● EXCERPTED DATA
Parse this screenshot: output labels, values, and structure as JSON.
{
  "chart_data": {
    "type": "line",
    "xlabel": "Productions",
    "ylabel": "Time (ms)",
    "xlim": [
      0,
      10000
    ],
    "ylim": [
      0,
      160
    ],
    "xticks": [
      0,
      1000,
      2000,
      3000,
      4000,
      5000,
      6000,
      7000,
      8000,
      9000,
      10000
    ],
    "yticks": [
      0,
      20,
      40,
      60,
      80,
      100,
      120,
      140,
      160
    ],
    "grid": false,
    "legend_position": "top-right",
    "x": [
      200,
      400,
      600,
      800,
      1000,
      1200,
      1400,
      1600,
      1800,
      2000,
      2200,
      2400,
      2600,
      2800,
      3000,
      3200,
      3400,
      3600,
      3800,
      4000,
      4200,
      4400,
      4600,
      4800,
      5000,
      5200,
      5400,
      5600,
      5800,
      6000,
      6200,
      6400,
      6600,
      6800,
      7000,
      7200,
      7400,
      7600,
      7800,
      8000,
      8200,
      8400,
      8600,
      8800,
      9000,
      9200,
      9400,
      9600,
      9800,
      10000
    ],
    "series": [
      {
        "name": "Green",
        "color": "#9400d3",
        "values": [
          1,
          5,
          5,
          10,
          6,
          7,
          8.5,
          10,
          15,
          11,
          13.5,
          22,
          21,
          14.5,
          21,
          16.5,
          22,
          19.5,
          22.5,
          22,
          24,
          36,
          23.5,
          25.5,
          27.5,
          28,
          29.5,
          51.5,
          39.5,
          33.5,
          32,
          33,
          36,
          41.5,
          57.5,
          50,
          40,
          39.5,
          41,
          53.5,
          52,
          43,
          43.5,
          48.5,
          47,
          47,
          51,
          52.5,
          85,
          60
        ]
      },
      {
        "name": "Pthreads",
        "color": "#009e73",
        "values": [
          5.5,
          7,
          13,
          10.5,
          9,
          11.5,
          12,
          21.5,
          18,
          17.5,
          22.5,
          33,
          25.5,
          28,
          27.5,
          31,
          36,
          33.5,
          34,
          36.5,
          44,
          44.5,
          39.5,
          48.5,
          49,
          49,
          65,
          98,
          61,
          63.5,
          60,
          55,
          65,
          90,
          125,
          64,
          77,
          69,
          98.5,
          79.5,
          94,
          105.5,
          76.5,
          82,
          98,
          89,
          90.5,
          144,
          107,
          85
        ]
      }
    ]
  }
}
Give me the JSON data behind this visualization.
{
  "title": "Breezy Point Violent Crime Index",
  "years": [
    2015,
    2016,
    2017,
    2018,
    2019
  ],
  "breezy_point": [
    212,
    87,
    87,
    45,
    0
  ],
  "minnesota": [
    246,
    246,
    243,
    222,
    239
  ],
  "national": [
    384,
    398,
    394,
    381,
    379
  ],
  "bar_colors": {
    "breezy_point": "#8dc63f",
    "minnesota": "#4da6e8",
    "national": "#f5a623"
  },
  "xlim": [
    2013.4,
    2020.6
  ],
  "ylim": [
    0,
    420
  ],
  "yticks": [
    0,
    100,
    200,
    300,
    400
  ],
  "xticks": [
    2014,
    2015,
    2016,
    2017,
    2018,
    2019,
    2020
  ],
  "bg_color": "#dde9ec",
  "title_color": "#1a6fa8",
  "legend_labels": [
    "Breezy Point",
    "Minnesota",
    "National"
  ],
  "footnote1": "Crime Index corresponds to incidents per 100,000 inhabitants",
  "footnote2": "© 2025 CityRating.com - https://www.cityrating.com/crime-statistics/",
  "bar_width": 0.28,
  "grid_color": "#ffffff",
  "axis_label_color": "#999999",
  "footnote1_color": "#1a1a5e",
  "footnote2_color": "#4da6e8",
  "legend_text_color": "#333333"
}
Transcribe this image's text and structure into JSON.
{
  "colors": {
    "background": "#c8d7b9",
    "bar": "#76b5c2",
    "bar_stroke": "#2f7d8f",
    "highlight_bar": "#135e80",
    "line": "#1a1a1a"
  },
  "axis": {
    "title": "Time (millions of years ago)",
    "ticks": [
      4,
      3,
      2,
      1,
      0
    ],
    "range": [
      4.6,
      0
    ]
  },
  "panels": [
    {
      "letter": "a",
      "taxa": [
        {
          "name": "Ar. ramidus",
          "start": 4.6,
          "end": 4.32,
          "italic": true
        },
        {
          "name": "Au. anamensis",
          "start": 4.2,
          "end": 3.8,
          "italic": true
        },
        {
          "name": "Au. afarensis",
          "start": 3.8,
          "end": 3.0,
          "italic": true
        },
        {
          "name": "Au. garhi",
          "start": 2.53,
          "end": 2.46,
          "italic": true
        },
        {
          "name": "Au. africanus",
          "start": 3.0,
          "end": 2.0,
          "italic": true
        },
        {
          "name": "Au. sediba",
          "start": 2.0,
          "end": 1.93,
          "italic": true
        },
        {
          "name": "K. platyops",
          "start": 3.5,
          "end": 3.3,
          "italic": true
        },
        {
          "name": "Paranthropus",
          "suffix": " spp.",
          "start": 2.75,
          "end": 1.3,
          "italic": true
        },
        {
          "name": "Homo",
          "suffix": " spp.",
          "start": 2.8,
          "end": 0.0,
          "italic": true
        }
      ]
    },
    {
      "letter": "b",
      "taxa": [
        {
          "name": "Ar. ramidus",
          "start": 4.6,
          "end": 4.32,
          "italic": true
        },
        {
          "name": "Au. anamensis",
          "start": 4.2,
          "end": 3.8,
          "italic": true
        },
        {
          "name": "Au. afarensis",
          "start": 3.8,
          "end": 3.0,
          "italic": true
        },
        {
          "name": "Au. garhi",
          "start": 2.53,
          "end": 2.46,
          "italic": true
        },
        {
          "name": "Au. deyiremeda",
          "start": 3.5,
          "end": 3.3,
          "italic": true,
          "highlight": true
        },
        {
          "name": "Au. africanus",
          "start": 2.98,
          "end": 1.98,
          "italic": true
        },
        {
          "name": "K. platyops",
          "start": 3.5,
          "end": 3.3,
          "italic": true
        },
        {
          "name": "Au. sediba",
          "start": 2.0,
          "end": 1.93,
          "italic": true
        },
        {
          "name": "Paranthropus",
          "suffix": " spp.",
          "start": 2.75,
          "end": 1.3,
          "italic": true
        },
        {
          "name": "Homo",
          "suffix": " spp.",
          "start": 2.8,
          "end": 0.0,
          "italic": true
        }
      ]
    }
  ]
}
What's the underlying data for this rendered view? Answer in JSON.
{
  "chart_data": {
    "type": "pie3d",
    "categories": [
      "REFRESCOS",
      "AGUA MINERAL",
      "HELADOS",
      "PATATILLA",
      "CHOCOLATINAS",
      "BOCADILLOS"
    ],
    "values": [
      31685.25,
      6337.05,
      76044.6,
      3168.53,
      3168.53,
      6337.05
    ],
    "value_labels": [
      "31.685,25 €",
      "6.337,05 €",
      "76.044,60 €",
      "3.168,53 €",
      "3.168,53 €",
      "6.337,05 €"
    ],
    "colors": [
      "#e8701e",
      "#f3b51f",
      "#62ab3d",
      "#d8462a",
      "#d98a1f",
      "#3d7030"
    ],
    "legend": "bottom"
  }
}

● WHAT IS ASKED
Write out the entries in full, exactly as given.

● WORKED ANSWER
Parse this screenshot: output labels, values, and structure as JSON.
{
  "chart_data": {
    "type": "line",
    "xlabel": "Productions",
    "ylabel": "Time (ms)",
    "xlim": [
      0,
      10000
    ],
    "ylim": [
      0,
      160
    ],
    "xticks": [
      0,
      1000,
      2000,
      3000,
      4000,
      5000,
      6000,
      7000,
      8000,
      9000,
      10000
    ],
    "yticks": [
      0,
      20,
      40,
      60,
      80,
      100,
      120,
      140,
      160
    ],
    "grid": false,
    "legend_position": "top-right",
    "x": [
      200,
      400,
      600,
      800,
      1000,
      1200,
      1400,
      1600,
      1800,
      2000,
      2200,
      2400,
      2600,
      2800,
      3000,
      3200,
      3400,
      3600,
      3800,
      4000,
      4200,
      4400,
      4600,
      4800,
      5000,
      5200,
      5400,
      5600,
      5800,
      6000,
      6200,
      6400,
      6600,
      6800,
      7000,
      7200,
      7400,
      7600,
      7800,
      8000,
      8200,
      8400,
      8600,
      8800,
      9000,
      9200,
      9400,
      9600,
      9800,
      10000
    ],
    "series": [
      {
        "name": "Green",
        "color": "#9400d3",
        "values": [
          1,
          5,
          5,
          10,
          6,
          7,
          8.5,
          10,
          15,
          11,
          13.5,
          22,
          21,
          14.5,
          21,
          16.5,
          22,
          19.5,
          22.5,
          22,
          24,
          36,
          23.5,
          25.5,
          27.5,
          28,
          29.5,
          51.5,
          39.5,
          33.5,
          32,
          33,
          36,
          41.5,
          57.5,
          50,
          40,
          39.5,
          41,
          53.5,
          52,
          43,
          43.5,
          48.5,
          47,
          47,
          51,
          52.5,
          85,
          60
        ]
      },
      {
        "name": "Pthreads",
        "color": "#009e73",
        "values": [
          5.5,
          7,
          13,
          10.5,
          9,
          11.5,
          12,
          21.5,
          18,
          17.5,
          22.5,
          33,
          25.5,
          28,
          27.5,
          31,
          36,
          33.5,
          34,
          36.5,
          44,
          44.5,
          39.5,
          48.5,
          49,
          49,
          65,
          98,
          61,
          63.5,
          60,
          55,
          65,
          90,
          125,
          64,
          77,
          69,
          98.5,
          79.5,
          94,
          105.5,
          76.5,
          82,
          98,
          89,
          90.5,
          144,
          107,
          85
        ]
      }
    ]
  }
}
Give me the JSON data behind this visualization.
{
  "title": "Breezy Point Violent Crime Index",
  "years": [
    2015,
    2016,
    2017,
    2018,
    2019
  ],
  "breezy_point": [
    212,
    87,
    87,
    45,
    0
  ],
  "minnesota": [
    246,
    246,
    243,
    222,
    239
  ],
  "national": [
    384,
    398,
    394,
    381,
    379
  ],
  "bar_colors": {
    "breezy_point": "#8dc63f",
    "minnesota": "#4da6e8",
    "national": "#f5a623"
  },
  "xlim": [
    2013.4,
    2020.6
  ],
  "ylim": [
    0,
    420
  ],
  "yticks": [
    0,
    100,
    200,
    300,
    400
  ],
  "xticks": [
    2014,
    2015,
    2016,
    2017,
    2018,
    2019,
    2020
  ],
  "bg_color": "#dde9ec",
  "title_color": "#1a6fa8",
  "legend_labels": [
    "Breezy Point",
    "Minnesota",
    "National"
  ],
  "footnote1": "Crime Index corresponds to incidents per 100,000 inhabitants",
  "footnote2": "© 2025 CityRating.com - https://www.cityrating.com/crime-statistics/",
  "bar_width": 0.28,
  "grid_color": "#ffffff",
  "axis_label_color": "#999999",
  "footnote1_color": "#1a1a5e",
  "footnote2_color": "#4da6e8",
  "legend_text_color": "#333333"
}
Transcribe this image's text and structure into JSON.
{
  "colors": {
    "background": "#c8d7b9",
    "bar": "#76b5c2",
    "bar_stroke": "#2f7d8f",
    "highlight_bar": "#135e80",
    "line": "#1a1a1a"
  },
  "axis": {
    "title": "Time (millions of years ago)",
    "ticks": [
      4,
      3,
      2,
      1,
      0
    ],
    "range": [
      4.6,
      0
    ]
  },
  "panels": [
    {
      "letter": "a",
      "taxa": [
        {
          "name": "Ar. ramidus",
          "start": 4.6,
          "end": 4.32,
          "italic": true
        },
        {
          "name": "Au. anamensis",
          "start": 4.2,
          "end": 3.8,
          "italic": true
        },
        {
          "name": "Au. afarensis",
          "start": 3.8,
          "end": 3.0,
          "italic": true
        },
        {
          "name": "Au. garhi",
          "start": 2.53,
          "end": 2.46,
          "italic": true
        },
        {
          "name": "Au. africanus",
          "start": 3.0,
          "end": 2.0,
          "italic": true
        },
        {
          "name": "Au. sediba",
          "start": 2.0,
          "end": 1.93,
          "italic": true
        },
        {
          "name": "K. platyops",
          "start": 3.5,
          "end": 3.3,
          "italic": true
        },
        {
          "name": "Paranthropus",
          "suffix": " spp.",
          "start": 2.75,
          "end": 1.3,
          "italic": true
        },
        {
          "name": "Homo",
          "suffix": " spp.",
          "start": 2.8,
          "end": 0.0,
          "italic": true
        }
      ]
    },
    {
      "letter": "b",
      "taxa": [
        {
          "name": "Ar. ramidus",
          "start": 4.6,
          "end": 4.32,
          "italic": true
        },
        {
          "name": "Au. anamensis",
          "start": 4.2,
          "end": 3.8,
          "italic": true
        },
        {
          "name": "Au. afarensis",
          "start": 3.8,
          "end": 3.0,
          "italic": true
        },
        {
          "name": "Au. garhi",
          "start": 2.53,
          "end": 2.46,
          "italic": true
        },
        {
          "name": "Au. deyiremeda",
          "start": 3.5,
          "end": 3.3,
          "italic": true,
          "highlight": true
        },
        {
          "name": "Au. africanus",
          "start": 2.98,
          "end": 1.98,
          "italic": true
        },
        {
          "name": "K. platyops",
          "start": 3.5,
          "end": 3.3,
          "italic": true
        },
        {
          "name": "Au. sediba",
          "start": 2.0,
          "end": 1.93,
          "italic": true
        },
        {
          "name": "Paranthropus",
          "suffix": " spp.",
          "start": 2.75,
          "end": 1.3,
          "italic": true
        },
        {
          "name": "Homo",
          "suffix": " spp.",
          "start": 2.8,
          "end": 0.0,
          "italic": true
        }
      ]
    }
  ]
}
What's the underlying data for this rendered view? Answer in JSON.
{
  "chart_data": {
    "type": "pie3d",
    "categories": [
      "REFRESCOS",
      "AGUA MINERAL",
      "HELADOS",
      "PATATILLA",
      "CHOCOLATINAS",
      "BOCADILLOS"
    ],
    "values": [
      31685.25,
      6337.05,
      76044.6,
      3168.53,
      3168.53,
      6337.05
    ],
    "value_labels": [
      "31.685,25 €",
      "6.337,05 €",
      "76.044,60 €",
      "3.168,53 €",
      "3.168,53 €",
      "6.337,05 €"
    ],
    "colors": [
      "#e8701e",
      "#f3b51f",
      "#62ab3d",
      "#d8462a",
      "#d98a1f",
      "#3d7030"
    ],
    "legend": "bottom"
  }
}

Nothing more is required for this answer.